» **Given problem**
Look through the material and tally each line bearing the word "alpha". Give only the total.

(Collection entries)
* start *
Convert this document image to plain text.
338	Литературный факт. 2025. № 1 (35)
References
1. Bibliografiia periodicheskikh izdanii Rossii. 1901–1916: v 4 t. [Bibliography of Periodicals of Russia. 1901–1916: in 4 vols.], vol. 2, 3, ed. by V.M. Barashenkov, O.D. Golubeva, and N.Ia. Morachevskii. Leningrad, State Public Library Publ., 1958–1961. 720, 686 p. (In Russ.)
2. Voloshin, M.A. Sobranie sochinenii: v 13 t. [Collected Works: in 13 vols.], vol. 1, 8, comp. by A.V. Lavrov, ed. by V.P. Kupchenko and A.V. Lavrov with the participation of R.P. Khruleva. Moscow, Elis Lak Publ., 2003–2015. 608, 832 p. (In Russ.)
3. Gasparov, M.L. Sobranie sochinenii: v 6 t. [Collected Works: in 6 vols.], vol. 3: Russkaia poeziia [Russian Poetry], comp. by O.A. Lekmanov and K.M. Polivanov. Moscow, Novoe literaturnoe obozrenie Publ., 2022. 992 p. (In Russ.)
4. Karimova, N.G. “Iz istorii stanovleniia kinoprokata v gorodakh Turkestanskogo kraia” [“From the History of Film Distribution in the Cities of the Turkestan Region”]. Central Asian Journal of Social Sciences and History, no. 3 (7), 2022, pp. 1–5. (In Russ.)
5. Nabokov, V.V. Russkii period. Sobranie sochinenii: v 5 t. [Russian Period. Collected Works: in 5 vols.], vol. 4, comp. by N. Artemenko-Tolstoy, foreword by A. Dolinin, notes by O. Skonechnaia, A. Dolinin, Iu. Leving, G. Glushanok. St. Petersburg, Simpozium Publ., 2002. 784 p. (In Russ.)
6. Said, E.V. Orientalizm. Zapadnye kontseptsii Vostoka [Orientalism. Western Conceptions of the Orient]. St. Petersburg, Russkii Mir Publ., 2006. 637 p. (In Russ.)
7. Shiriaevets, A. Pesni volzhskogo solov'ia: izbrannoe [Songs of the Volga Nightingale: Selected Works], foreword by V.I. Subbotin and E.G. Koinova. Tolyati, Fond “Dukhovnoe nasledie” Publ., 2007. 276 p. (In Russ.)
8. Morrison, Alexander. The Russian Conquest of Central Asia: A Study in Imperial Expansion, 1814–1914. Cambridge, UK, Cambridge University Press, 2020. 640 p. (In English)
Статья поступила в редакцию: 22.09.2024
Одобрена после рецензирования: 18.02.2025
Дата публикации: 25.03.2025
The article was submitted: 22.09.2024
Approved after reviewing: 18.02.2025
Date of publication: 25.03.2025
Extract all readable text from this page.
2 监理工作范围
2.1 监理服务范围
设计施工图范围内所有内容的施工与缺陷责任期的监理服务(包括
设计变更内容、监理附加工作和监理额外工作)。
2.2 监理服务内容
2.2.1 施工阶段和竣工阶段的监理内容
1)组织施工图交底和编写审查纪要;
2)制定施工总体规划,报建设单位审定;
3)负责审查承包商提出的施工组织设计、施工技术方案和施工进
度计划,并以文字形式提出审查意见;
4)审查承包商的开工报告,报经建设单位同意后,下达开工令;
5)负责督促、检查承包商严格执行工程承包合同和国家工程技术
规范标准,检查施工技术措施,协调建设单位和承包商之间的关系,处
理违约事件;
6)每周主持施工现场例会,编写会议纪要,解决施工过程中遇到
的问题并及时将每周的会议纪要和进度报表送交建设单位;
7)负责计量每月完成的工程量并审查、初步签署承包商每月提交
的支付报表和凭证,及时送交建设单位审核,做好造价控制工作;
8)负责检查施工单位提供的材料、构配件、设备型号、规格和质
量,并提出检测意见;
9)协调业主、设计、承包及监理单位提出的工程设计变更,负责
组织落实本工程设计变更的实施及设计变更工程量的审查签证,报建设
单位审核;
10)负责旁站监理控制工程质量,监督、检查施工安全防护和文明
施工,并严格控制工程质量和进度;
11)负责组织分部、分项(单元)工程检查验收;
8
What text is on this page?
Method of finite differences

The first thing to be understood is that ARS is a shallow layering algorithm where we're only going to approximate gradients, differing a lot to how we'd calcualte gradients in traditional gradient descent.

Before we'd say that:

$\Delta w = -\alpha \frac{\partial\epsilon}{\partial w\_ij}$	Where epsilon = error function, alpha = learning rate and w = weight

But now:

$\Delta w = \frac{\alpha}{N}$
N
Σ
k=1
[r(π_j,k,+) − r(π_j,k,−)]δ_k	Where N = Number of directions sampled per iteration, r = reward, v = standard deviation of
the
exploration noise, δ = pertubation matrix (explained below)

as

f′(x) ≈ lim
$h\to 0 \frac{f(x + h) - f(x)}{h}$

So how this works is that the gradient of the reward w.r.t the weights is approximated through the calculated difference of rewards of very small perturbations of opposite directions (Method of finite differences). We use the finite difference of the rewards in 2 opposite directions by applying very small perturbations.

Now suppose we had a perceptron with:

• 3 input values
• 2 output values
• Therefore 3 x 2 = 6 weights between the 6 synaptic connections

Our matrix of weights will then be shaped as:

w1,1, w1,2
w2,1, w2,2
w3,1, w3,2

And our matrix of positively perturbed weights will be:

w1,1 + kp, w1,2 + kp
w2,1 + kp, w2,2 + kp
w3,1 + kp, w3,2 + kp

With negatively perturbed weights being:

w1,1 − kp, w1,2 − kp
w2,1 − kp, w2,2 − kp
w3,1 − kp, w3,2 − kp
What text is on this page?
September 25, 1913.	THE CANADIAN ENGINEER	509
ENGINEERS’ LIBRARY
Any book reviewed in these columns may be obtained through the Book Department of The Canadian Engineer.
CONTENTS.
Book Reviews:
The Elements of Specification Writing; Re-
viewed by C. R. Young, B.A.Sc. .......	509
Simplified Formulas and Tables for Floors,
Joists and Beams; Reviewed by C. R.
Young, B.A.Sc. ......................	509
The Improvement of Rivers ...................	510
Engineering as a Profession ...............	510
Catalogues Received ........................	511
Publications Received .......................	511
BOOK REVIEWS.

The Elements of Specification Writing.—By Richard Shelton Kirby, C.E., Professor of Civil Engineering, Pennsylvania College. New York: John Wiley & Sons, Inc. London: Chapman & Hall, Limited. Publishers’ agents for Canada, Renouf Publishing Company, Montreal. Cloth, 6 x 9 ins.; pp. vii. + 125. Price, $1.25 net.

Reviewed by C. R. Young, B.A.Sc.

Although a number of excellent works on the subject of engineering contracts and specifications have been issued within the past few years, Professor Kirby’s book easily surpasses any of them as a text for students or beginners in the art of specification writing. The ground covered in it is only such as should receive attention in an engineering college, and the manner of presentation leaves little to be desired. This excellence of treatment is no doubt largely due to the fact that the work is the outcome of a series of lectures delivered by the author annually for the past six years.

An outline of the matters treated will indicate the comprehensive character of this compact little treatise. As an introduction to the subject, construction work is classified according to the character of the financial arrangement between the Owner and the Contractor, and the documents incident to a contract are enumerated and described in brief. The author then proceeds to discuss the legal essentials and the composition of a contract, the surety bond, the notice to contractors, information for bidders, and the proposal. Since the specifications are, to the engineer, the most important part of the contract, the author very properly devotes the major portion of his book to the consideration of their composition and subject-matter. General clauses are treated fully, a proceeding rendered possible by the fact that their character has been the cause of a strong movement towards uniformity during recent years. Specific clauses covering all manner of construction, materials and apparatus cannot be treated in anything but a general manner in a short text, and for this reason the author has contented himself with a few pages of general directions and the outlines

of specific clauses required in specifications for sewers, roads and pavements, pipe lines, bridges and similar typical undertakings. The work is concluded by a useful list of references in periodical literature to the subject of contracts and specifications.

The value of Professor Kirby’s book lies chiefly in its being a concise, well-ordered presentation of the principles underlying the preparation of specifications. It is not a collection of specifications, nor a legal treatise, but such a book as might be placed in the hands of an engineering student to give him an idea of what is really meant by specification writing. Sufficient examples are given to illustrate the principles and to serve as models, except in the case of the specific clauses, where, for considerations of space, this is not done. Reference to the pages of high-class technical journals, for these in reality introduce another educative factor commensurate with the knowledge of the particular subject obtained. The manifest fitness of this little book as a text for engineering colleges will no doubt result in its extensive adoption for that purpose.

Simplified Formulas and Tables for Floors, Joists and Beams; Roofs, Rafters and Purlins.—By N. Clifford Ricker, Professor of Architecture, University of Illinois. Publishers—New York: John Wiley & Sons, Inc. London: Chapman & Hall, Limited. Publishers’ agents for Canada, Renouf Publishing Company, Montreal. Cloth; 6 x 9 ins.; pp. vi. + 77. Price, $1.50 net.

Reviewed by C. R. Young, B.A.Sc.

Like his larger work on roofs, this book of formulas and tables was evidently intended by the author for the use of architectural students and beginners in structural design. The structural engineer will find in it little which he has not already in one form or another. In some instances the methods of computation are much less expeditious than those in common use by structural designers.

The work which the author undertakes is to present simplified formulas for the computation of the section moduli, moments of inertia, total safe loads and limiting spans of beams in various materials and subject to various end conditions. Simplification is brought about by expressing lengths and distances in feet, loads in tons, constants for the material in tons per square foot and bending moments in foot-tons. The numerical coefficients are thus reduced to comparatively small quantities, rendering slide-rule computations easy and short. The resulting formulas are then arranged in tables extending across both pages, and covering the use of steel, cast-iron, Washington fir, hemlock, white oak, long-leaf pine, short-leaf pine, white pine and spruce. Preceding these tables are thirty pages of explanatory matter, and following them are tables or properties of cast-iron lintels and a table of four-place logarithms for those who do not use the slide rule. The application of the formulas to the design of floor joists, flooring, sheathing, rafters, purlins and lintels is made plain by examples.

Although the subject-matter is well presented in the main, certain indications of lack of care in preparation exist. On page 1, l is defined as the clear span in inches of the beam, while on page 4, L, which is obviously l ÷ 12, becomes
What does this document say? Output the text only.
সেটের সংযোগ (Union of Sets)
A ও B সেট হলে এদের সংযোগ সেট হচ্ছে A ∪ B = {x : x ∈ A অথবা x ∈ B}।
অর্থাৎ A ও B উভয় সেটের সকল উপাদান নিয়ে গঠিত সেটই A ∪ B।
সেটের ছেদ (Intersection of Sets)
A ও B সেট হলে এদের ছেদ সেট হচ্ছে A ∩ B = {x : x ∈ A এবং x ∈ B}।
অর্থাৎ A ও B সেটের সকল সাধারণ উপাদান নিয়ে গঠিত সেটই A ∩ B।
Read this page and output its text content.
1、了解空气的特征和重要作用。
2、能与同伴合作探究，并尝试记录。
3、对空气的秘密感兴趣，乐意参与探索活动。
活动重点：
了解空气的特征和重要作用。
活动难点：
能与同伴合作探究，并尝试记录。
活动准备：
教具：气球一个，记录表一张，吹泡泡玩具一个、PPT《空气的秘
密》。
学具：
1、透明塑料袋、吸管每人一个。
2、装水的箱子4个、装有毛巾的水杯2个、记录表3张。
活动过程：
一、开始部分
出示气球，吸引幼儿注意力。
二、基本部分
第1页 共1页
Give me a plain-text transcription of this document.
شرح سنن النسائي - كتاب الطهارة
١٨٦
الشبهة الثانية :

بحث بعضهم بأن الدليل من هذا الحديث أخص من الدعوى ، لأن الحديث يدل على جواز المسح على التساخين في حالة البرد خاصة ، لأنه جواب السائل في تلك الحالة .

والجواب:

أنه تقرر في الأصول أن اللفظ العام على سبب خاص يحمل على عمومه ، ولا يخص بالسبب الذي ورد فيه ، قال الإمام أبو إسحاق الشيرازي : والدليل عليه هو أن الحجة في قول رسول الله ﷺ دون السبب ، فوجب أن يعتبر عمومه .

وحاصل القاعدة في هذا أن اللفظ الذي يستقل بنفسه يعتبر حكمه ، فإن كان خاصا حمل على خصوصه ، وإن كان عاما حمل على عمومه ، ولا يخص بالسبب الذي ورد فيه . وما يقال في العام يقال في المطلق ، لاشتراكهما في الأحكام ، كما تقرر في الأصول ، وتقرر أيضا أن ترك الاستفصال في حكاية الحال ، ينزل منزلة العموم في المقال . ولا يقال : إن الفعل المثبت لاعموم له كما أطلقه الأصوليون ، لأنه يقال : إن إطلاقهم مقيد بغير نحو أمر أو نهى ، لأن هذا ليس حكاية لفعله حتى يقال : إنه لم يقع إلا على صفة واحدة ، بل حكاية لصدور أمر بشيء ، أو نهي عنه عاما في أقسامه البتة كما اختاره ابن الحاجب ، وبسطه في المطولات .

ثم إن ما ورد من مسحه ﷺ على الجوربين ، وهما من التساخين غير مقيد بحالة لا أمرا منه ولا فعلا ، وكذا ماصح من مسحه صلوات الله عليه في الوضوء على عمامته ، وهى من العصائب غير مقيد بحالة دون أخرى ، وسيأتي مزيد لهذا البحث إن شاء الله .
* end *
» **The output**
2